▶ [Information shown]:
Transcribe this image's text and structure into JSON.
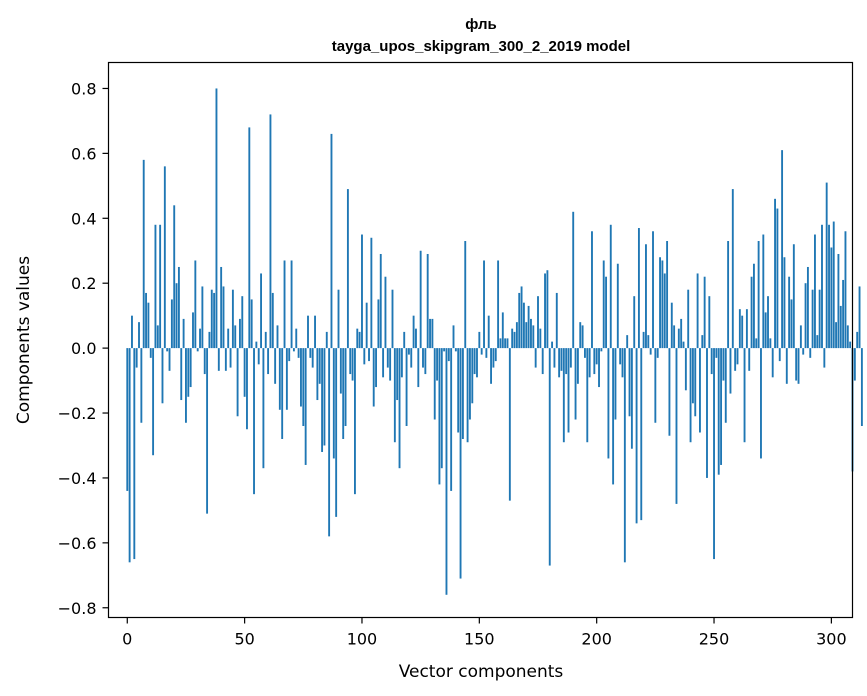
{
  "chart_data": {
    "type": "bar",
    "title": "фль",
    "subtitle": "tayga_upos_skipgram_300_2_2019 model",
    "xlabel": "Vector components",
    "ylabel": "Components values",
    "xlim": [
      -8,
      309
    ],
    "ylim": [
      -0.83,
      0.88
    ],
    "xticks": [
      0,
      50,
      100,
      150,
      200,
      250,
      300
    ],
    "yticks": [
      -0.8,
      -0.6,
      -0.4,
      -0.2,
      0.0,
      0.2,
      0.4,
      0.6,
      0.8
    ],
    "ytick_labels": [
      "−0.8",
      "−0.6",
      "−0.4",
      "−0.2",
      "0.0",
      "0.2",
      "0.4",
      "0.6",
      "0.8"
    ],
    "bar_color": "#1f77b4",
    "values": [
      -0.44,
      -0.66,
      0.1,
      -0.65,
      -0.06,
      0.08,
      -0.23,
      0.58,
      0.17,
      0.14,
      -0.03,
      -0.33,
      0.38,
      0.07,
      0.38,
      -0.17,
      0.56,
      -0.01,
      -0.07,
      0.15,
      0.44,
      0.2,
      0.25,
      -0.16,
      0.09,
      -0.23,
      -0.15,
      -0.12,
      0.11,
      0.27,
      -0.01,
      0.06,
      0.19,
      -0.08,
      -0.51,
      0.05,
      0.18,
      0.17,
      0.8,
      -0.07,
      0.25,
      0.19,
      -0.07,
      0.06,
      -0.06,
      0.18,
      0.07,
      -0.21,
      0.09,
      0.16,
      -0.15,
      -0.25,
      0.68,
      0.15,
      -0.45,
      0.02,
      -0.05,
      0.23,
      -0.37,
      0.05,
      -0.08,
      0.72,
      0.17,
      -0.11,
      0.07,
      -0.19,
      -0.28,
      0.27,
      -0.19,
      -0.04,
      0.27,
      -0.01,
      0.06,
      -0.03,
      -0.18,
      -0.24,
      -0.36,
      0.1,
      -0.03,
      -0.06,
      0.1,
      -0.16,
      -0.11,
      -0.32,
      -0.3,
      0.05,
      -0.58,
      0.66,
      -0.34,
      -0.52,
      0.18,
      -0.14,
      -0.28,
      -0.24,
      0.49,
      -0.08,
      -0.1,
      -0.45,
      0.06,
      0.05,
      0.35,
      -0.05,
      0.14,
      -0.04,
      0.34,
      -0.18,
      -0.12,
      0.15,
      0.29,
      -0.09,
      0.22,
      -0.06,
      -0.1,
      0.18,
      -0.29,
      -0.16,
      -0.37,
      -0.09,
      0.05,
      -0.24,
      -0.02,
      -0.06,
      0.1,
      0.06,
      -0.12,
      0.3,
      -0.06,
      -0.08,
      0.29,
      0.09,
      0.09,
      -0.22,
      -0.1,
      -0.42,
      -0.37,
      -0.01,
      -0.76,
      -0.04,
      -0.44,
      0.07,
      -0.01,
      -0.26,
      -0.71,
      -0.28,
      0.33,
      -0.29,
      -0.22,
      -0.17,
      -0.08,
      -0.09,
      0.05,
      -0.02,
      0.27,
      -0.03,
      0.1,
      -0.11,
      -0.06,
      -0.04,
      0.27,
      0.03,
      0.11,
      0.03,
      0.03,
      -0.47,
      0.06,
      0.05,
      0.08,
      0.17,
      0.19,
      0.14,
      0.08,
      0.13,
      0.09,
      0.07,
      -0.06,
      0.16,
      0.06,
      -0.08,
      0.23,
      0.24,
      -0.67,
      0.02,
      -0.06,
      0.17,
      -0.09,
      -0.07,
      -0.29,
      -0.08,
      -0.26,
      -0.06,
      0.42,
      -0.22,
      -0.11,
      0.08,
      0.07,
      -0.03,
      -0.29,
      -0.09,
      0.36,
      -0.08,
      -0.05,
      -0.12,
      -0.01,
      0.27,
      0.22,
      -0.34,
      0.38,
      -0.42,
      -0.22,
      0.26,
      -0.05,
      -0.09,
      -0.66,
      0.04,
      -0.21,
      -0.31,
      0.16,
      -0.54,
      0.37,
      -0.53,
      0.05,
      0.32,
      0.04,
      -0.02,
      0.36,
      -0.23,
      -0.03,
      0.28,
      0.27,
      0.23,
      0.33,
      -0.27,
      0.14,
      0.07,
      -0.48,
      0.06,
      0.09,
      0.02,
      -0.13,
      0.18,
      -0.29,
      -0.17,
      -0.21,
      0.23,
      -0.26,
      0.04,
      0.22,
      -0.4,
      0.16,
      -0.08,
      -0.65,
      -0.03,
      -0.39,
      -0.36,
      -0.1,
      -0.23,
      0.33,
      -0.14,
      0.49,
      -0.07,
      -0.05,
      0.12,
      0.1,
      -0.29,
      0.12,
      -0.07,
      0.22,
      0.26,
      0.03,
      0.33,
      -0.34,
      0.35,
      0.11,
      0.16,
      0.03,
      -0.09,
      0.46,
      0.43,
      -0.04,
      0.61,
      0.28,
      -0.11,
      0.22,
      0.15,
      0.32,
      -0.1,
      -0.11,
      0.07,
      -0.02,
      0.2,
      0.25,
      -0.03,
      0.18,
      0.35,
      0.04,
      0.18,
      0.38,
      -0.06,
      0.51,
      0.38,
      0.31,
      0.39,
      0.08,
      0.29,
      0.13,
      0.21,
      0.36,
      0.07,
      0.02,
      -0.38,
      -0.1,
      0.05,
      0.19,
      -0.24
    ]
  }
}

▶ [Instructions for the task]: Quote the entries in full. Any image among them is to be omitted from the copy.

▶ [Written answer]:
Transcribe this image's text and structure into JSON.
{
  "chart_data": {
    "type": "bar",
    "title": "фль",
    "subtitle": "tayga_upos_skipgram_300_2_2019 model",
    "xlabel": "Vector components",
    "ylabel": "Components values",
    "xlim": [
      -8,
      309
    ],
    "ylim": [
      -0.83,
      0.88
    ],
    "xticks": [
      0,
      50,
      100,
      150,
      200,
      250,
      300
    ],
    "yticks": [
      -0.8,
      -0.6,
      -0.4,
      -0.2,
      0.0,
      0.2,
      0.4,
      0.6,
      0.8
    ],
    "ytick_labels": [
      "−0.8",
      "−0.6",
      "−0.4",
      "−0.2",
      "0.0",
      "0.2",
      "0.4",
      "0.6",
      "0.8"
    ],
    "bar_color": "#1f77b4",
    "values": [
      -0.44,
      -0.66,
      0.1,
      -0.65,
      -0.06,
      0.08,
      -0.23,
      0.58,
      0.17,
      0.14,
      -0.03,
      -0.33,
      0.38,
      0.07,
      0.38,
      -0.17,
      0.56,
      -0.01,
      -0.07,
      0.15,
      0.44,
      0.2,
      0.25,
      -0.16,
      0.09,
      -0.23,
      -0.15,
      -0.12,
      0.11,
      0.27,
      -0.01,
      0.06,
      0.19,
      -0.08,
      -0.51,
      0.05,
      0.18,
      0.17,
      0.8,
      -0.07,
      0.25,
      0.19,
      -0.07,
      0.06,
      -0.06,
      0.18,
      0.07,
      -0.21,
      0.09,
      0.16,
      -0.15,
      -0.25,
      0.68,
      0.15,
      -0.45,
      0.02,
      -0.05,
      0.23,
      -0.37,
      0.05,
      -0.08,
      0.72,
      0.17,
      -0.11,
      0.07,
      -0.19,
      -0.28,
      0.27,
      -0.19,
      -0.04,
      0.27,
      -0.01,
      0.06,
      -0.03,
      -0.18,
      -0.24,
      -0.36,
      0.1,
      -0.03,
      -0.06,
      0.1,
      -0.16,
      -0.11,
      -0.32,
      -0.3,
      0.05,
      -0.58,
      0.66,
      -0.34,
      -0.52,
      0.18,
      -0.14,
      -0.28,
      -0.24,
      0.49,
      -0.08,
      -0.1,
      -0.45,
      0.06,
      0.05,
      0.35,
      -0.05,
      0.14,
      -0.04,
      0.34,
      -0.18,
      -0.12,
      0.15,
      0.29,
      -0.09,
      0.22,
      -0.06,
      -0.1,
      0.18,
      -0.29,
      -0.16,
      -0.37,
      -0.09,
      0.05,
      -0.24,
      -0.02,
      -0.06,
      0.1,
      0.06,
      -0.12,
      0.3,
      -0.06,
      -0.08,
      0.29,
      0.09,
      0.09,
      -0.22,
      -0.1,
      -0.42,
      -0.37,
      -0.01,
      -0.76,
      -0.04,
      -0.44,
      0.07,
      -0.01,
      -0.26,
      -0.71,
      -0.28,
      0.33,
      -0.29,
      -0.22,
      -0.17,
      -0.08,
      -0.09,
      0.05,
      -0.02,
      0.27,
      -0.03,
      0.1,
      -0.11,
      -0.06,
      -0.04,
      0.27,
      0.03,
      0.11,
      0.03,
      0.03,
      -0.47,
      0.06,
      0.05,
      0.08,
      0.17,
      0.19,
      0.14,
      0.08,
      0.13,
      0.09,
      0.07,
      -0.06,
      0.16,
      0.06,
      -0.08,
      0.23,
      0.24,
      -0.67,
      0.02,
      -0.06,
      0.17,
      -0.09,
      -0.07,
      -0.29,
      -0.08,
      -0.26,
      -0.06,
      0.42,
      -0.22,
      -0.11,
      0.08,
      0.07,
      -0.03,
      -0.29,
      -0.09,
      0.36,
      -0.08,
      -0.05,
      -0.12,
      -0.01,
      0.27,
      0.22,
      -0.34,
      0.38,
      -0.42,
      -0.22,
      0.26,
      -0.05,
      -0.09,
      -0.66,
      0.04,
      -0.21,
      -0.31,
      0.16,
      -0.54,
      0.37,
      -0.53,
      0.05,
      0.32,
      0.04,
      -0.02,
      0.36,
      -0.23,
      -0.03,
      0.28,
      0.27,
      0.23,
      0.33,
      -0.27,
      0.14,
      0.07,
      -0.48,
      0.06,
      0.09,
      0.02,
      -0.13,
      0.18,
      -0.29,
      -0.17,
      -0.21,
      0.23,
      -0.26,
      0.04,
      0.22,
      -0.4,
      0.16,
      -0.08,
      -0.65,
      -0.03,
      -0.39,
      -0.36,
      -0.1,
      -0.23,
      0.33,
      -0.14,
      0.49,
      -0.07,
      -0.05,
      0.12,
      0.1,
      -0.29,
      0.12,
      -0.07,
      0.22,
      0.26,
      0.03,
      0.33,
      -0.34,
      0.35,
      0.11,
      0.16,
      0.03,
      -0.09,
      0.46,
      0.43,
      -0.04,
      0.61,
      0.28,
      -0.11,
      0.22,
      0.15,
      0.32,
      -0.1,
      -0.11,
      0.07,
      -0.02,
      0.2,
      0.25,
      -0.03,
      0.18,
      0.35,
      0.04,
      0.18,
      0.38,
      -0.06,
      0.51,
      0.38,
      0.31,
      0.39,
      0.08,
      0.29,
      0.13,
      0.21,
      0.36,
      0.07,
      0.02,
      -0.38,
      -0.1,
      0.05,
      0.19,
      -0.24
    ]
  }
}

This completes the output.